• _Study text_

In fitting IMID combined with OSS data, we change the parameters of recovery rate and the rate out of emergency according to the changes in the indicators after the intervention. We make use of the following formula:

$$\eqalign{& \hbox{indicator after intervention } \cr & \quad= \hbox{indicator before intervention} \cr & \quad \times [ 1 + (\hbox{coverage of intervention } \cr & \qquad \times \hbox{impact of intervention on indicator}) ].} $$

The coverage of the intervention was expressed as the percentage of patients that were attended to by MLPs who had taken part in IMID training for the case of IMID intervention and those that had attended OSS for the case of OSS intervention.

The impact of IMID and OSS on the malaria and pneumonia performance indicators are reported in [Reference Weaver16, Reference Mbonye20] and in Table 2 and the estimated parameters for the model are presented in Table 3. To obtain the effect of IMID and combination of IMID and OSS (IMID + OSS) on number of cases, deaths and incidence, we calculate the difference between IMID or combination of IMID and OSS values and baseline values and divide by baseline values. The incremental impact of OSS was found by subtracting the combined intervention values from IMID values and dividing by IMID values.

Table 2. Impact of IMID and OSS on malaria and pneumonia indicators compared to baseline

IMID, Integrated Management of Infectious Diseases, OSS, On-site Support Services.

Table 3. Estimated parameters with model baseline fit – all rates are per month

Human and mosquito populations

We use a human population of ~36 000 which was the average population of the 18 study sites in Arm A. This average is based on the 2002 Census data for the 18 sub-counties served by the sites in Arm A, and projections for 2009 [21]. This number is divided into the respective classes of susceptibles, malaria, pneumonia and co-infection.

Data drawn from a collection:

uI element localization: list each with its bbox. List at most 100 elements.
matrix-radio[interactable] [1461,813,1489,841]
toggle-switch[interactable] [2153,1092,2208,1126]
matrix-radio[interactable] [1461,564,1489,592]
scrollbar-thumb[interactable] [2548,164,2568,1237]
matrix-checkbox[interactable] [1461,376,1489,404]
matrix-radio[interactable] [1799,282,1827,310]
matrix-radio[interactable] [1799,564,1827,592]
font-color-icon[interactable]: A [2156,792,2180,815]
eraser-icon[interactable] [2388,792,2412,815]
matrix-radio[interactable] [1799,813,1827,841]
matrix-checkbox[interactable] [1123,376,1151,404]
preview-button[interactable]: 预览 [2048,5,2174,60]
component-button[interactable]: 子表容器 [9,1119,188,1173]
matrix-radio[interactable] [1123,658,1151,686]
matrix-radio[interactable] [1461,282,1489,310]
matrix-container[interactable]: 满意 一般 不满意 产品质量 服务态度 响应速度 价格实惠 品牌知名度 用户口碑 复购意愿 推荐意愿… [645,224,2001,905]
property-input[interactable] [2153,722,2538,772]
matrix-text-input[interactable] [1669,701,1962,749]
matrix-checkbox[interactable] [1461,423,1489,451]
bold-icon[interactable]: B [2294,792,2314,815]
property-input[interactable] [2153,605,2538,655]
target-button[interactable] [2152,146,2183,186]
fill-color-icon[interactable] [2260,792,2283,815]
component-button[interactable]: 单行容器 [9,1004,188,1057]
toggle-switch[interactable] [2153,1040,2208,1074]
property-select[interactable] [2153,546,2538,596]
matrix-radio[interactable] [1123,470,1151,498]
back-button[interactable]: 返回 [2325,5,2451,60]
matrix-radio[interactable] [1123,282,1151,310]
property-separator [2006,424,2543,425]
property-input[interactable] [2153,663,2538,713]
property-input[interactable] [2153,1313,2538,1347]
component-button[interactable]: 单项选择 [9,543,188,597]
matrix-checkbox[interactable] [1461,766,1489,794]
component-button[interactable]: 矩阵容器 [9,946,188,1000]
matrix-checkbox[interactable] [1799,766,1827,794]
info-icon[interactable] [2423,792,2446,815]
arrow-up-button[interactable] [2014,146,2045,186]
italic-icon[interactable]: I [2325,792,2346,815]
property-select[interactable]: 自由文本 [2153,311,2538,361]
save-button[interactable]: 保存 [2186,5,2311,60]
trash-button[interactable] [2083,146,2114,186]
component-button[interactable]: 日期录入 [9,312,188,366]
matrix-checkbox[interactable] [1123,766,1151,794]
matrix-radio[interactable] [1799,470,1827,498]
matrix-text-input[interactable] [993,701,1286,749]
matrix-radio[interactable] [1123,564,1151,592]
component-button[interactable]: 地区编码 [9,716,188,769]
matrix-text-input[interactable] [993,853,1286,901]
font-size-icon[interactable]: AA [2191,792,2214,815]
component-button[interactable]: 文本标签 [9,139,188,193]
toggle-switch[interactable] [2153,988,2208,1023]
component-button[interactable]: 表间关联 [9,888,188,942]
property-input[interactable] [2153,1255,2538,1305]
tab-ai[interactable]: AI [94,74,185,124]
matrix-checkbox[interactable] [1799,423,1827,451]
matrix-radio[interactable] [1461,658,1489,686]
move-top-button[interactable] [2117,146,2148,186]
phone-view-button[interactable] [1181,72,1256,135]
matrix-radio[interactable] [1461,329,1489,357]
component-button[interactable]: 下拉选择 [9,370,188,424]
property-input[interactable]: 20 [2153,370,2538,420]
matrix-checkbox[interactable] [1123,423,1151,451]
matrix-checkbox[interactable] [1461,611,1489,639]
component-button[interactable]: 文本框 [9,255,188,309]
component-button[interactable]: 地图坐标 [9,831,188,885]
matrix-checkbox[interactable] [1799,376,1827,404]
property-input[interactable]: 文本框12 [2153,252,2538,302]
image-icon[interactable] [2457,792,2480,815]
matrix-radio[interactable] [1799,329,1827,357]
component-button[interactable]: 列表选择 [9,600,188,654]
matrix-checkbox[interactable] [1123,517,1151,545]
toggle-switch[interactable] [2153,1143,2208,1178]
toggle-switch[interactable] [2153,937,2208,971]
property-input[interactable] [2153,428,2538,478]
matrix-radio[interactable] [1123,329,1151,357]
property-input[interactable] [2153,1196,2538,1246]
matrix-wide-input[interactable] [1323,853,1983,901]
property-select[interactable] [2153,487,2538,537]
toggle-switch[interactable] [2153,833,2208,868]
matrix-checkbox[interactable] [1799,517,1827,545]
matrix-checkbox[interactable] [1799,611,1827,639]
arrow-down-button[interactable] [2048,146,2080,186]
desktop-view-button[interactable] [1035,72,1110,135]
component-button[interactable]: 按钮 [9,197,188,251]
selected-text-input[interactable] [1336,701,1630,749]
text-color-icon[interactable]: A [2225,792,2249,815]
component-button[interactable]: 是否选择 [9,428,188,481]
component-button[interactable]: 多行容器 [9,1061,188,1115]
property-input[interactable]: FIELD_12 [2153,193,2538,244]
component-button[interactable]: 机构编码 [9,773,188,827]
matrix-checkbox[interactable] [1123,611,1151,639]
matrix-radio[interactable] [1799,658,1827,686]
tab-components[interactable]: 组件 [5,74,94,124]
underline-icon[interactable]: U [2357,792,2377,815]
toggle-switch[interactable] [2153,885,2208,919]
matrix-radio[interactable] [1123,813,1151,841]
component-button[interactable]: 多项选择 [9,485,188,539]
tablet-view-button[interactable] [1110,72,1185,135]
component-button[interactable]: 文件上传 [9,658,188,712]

• _Task instructions_
Please copy the whole passage on modeling the IMID and OSS interventions word for word. The rows have no part in this.

• _Final answer_
In fitting IMID combined with OSS data, we change the parameters of recovery rate and the rate out of emergency according to the changes in the indicators after the intervention. We make use of the following formula:

$$\eqalign{& \hbox{indicator after intervention } \cr & \quad= \hbox{indicator before intervention} \cr & \quad \times [ 1 + (\hbox{coverage of intervention } \cr & \qquad \times \hbox{impact of intervention on indicator}) ].} $$

The coverage of the intervention was expressed as the percentage of patients that were attended to by MLPs who had taken part in IMID training for the case of IMID intervention and those that had attended OSS for the case of OSS intervention.

The impact of IMID and OSS on the malaria and pneumonia performance indicators are reported in [Reference Weaver16, Reference Mbonye20] and in Table 2 and the estimated parameters for the model are presented in Table 3. To obtain the effect of IMID and combination of IMID and OSS (IMID + OSS) on number of cases, deaths and incidence, we calculate the difference between IMID or combination of IMID and OSS values and baseline values and divide by baseline values. The incremental impact of OSS was found by subtracting the combined intervention values from IMID values and dividing by IMID values.

Table 2. Impact of IMID and OSS on malaria and pneumonia indicators compared to baseline

IMID, Integrated Management of Infectious Diseases, OSS, On-site Support Services.

Table 3. Estimated parameters with model baseline fit – all rates are per month

Human and mosquito populations

We use a human population of ~36 000 which was the average population of the 18 study sites in Arm A. This average is based on the 2002 Census data for the 18 sub-counties served by the sites in Arm A, and projections for 2009 [21]. This number is divided into the respective classes of susceptibles, malaria, pneumonia and co-infection.